| TASK TO COMPLETE |
Leave out the images; return the rest of the data exactly.

| DATA SUPPLIED |
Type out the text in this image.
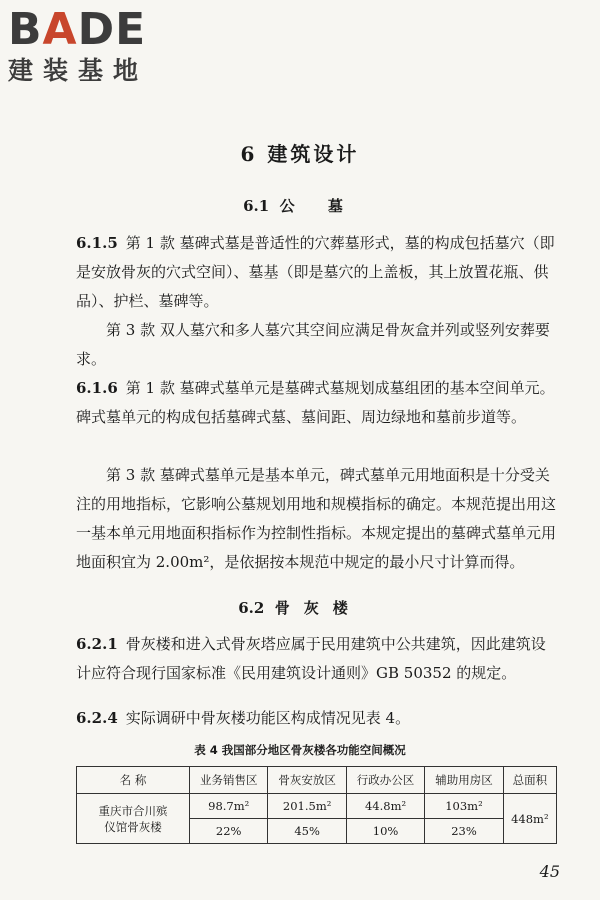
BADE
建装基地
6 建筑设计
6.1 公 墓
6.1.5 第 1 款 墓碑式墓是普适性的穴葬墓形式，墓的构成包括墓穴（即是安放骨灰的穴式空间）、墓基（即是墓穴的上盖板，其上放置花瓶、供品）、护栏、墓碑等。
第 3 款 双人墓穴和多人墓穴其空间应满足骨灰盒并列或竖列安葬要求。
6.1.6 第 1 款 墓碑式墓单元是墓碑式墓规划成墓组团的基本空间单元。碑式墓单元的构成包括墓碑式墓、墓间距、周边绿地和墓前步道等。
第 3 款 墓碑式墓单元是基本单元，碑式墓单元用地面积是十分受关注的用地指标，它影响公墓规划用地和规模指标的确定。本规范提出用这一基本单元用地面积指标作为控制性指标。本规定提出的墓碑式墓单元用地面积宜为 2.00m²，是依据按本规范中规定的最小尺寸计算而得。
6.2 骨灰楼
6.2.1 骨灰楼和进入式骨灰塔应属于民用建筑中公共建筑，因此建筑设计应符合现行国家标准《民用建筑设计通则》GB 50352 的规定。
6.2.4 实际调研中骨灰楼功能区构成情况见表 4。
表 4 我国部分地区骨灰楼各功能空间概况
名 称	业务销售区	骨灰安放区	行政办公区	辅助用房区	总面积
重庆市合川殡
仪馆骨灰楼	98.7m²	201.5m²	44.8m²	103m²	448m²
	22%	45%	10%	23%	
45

| RESPONSE |
Type out the text in this image.
BADE
建装基地
6 建筑设计
6.1 公 墓
6.1.5 第 1 款 墓碑式墓是普适性的穴葬墓形式，墓的构成包括墓穴（即是安放骨灰的穴式空间）、墓基（即是墓穴的上盖板，其上放置花瓶、供品）、护栏、墓碑等。
第 3 款 双人墓穴和多人墓穴其空间应满足骨灰盒并列或竖列安葬要求。
6.1.6 第 1 款 墓碑式墓单元是墓碑式墓规划成墓组团的基本空间单元。碑式墓单元的构成包括墓碑式墓、墓间距、周边绿地和墓前步道等。
第 3 款 墓碑式墓单元是基本单元，碑式墓单元用地面积是十分受关注的用地指标，它影响公墓规划用地和规模指标的确定。本规范提出用这一基本单元用地面积指标作为控制性指标。本规定提出的墓碑式墓单元用地面积宜为 2.00m²，是依据按本规范中规定的最小尺寸计算而得。
6.2 骨灰楼
6.2.1 骨灰楼和进入式骨灰塔应属于民用建筑中公共建筑，因此建筑设计应符合现行国家标准《民用建筑设计通则》GB 50352 的规定。
6.2.4 实际调研中骨灰楼功能区构成情况见表 4。
表 4 我国部分地区骨灰楼各功能空间概况
名 称	业务销售区	骨灰安放区	行政办公区	辅助用房区	总面积
重庆市合川殡
仪馆骨灰楼	98.7m²	201.5m²	44.8m²	103m²	448m²
	22%	45%	10%	23%	
45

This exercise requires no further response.